(Stored records)
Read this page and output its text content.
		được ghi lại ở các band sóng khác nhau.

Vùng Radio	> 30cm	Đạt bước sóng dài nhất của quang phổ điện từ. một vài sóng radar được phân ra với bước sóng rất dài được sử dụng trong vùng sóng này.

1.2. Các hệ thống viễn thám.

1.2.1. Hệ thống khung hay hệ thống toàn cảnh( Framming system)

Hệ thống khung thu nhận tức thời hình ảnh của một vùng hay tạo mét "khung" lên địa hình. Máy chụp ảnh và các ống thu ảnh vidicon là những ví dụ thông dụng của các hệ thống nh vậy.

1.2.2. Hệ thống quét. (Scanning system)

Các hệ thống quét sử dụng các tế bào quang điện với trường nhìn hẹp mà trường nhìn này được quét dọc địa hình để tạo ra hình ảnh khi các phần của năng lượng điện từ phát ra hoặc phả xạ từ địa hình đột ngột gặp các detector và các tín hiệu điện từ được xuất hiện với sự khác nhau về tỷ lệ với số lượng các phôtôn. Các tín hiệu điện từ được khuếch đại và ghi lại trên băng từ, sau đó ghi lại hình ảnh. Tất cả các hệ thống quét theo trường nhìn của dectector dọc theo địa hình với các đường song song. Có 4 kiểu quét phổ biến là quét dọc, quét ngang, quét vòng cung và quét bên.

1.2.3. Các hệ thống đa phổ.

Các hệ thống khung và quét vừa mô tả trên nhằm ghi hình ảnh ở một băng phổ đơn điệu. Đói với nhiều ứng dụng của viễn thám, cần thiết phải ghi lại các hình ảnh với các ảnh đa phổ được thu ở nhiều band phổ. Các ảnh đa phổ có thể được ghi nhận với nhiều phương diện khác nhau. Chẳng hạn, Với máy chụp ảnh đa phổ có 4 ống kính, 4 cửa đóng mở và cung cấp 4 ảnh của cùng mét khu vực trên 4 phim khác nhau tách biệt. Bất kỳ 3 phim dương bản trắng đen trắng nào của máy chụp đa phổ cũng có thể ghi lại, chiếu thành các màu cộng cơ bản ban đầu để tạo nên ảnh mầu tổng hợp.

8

» **EXERCISE AIM**: All the data must be duplicated exactly, with nothing added or removed.

» **EXPECTED ANSWER**:
Read this page and output its text content.
		được ghi lại ở các band sóng khác nhau.

Vùng Radio	> 30cm	Đạt bước sóng dài nhất của quang phổ điện từ. một vài sóng radar được phân ra với bước sóng rất dài được sử dụng trong vùng sóng này.

1.2. Các hệ thống viễn thám.

1.2.1. Hệ thống khung hay hệ thống toàn cảnh( Framming system)

Hệ thống khung thu nhận tức thời hình ảnh của một vùng hay tạo mét "khung" lên địa hình. Máy chụp ảnh và các ống thu ảnh vidicon là những ví dụ thông dụng của các hệ thống nh vậy.

1.2.2. Hệ thống quét. (Scanning system)

Các hệ thống quét sử dụng các tế bào quang điện với trường nhìn hẹp mà trường nhìn này được quét dọc địa hình để tạo ra hình ảnh khi các phần của năng lượng điện từ phát ra hoặc phả xạ từ địa hình đột ngột gặp các detector và các tín hiệu điện từ được xuất hiện với sự khác nhau về tỷ lệ với số lượng các phôtôn. Các tín hiệu điện từ được khuếch đại và ghi lại trên băng từ, sau đó ghi lại hình ảnh. Tất cả các hệ thống quét theo trường nhìn của dectector dọc theo địa hình với các đường song song. Có 4 kiểu quét phổ biến là quét dọc, quét ngang, quét vòng cung và quét bên.

1.2.3. Các hệ thống đa phổ.

Các hệ thống khung và quét vừa mô tả trên nhằm ghi hình ảnh ở một băng phổ đơn điệu. Đói với nhiều ứng dụng của viễn thám, cần thiết phải ghi lại các hình ảnh với các ảnh đa phổ được thu ở nhiều band phổ. Các ảnh đa phổ có thể được ghi nhận với nhiều phương diện khác nhau. Chẳng hạn, Với máy chụp ảnh đa phổ có 4 ống kính, 4 cửa đóng mở và cung cấp 4 ảnh của cùng mét khu vực trên 4 phim khác nhau tách biệt. Bất kỳ 3 phim dương bản trắng đen trắng nào của máy chụp đa phổ cũng có thể ghi lại, chiếu thành các màu cộng cơ bản ban đầu để tạo nên ảnh mầu tổng hợp.

8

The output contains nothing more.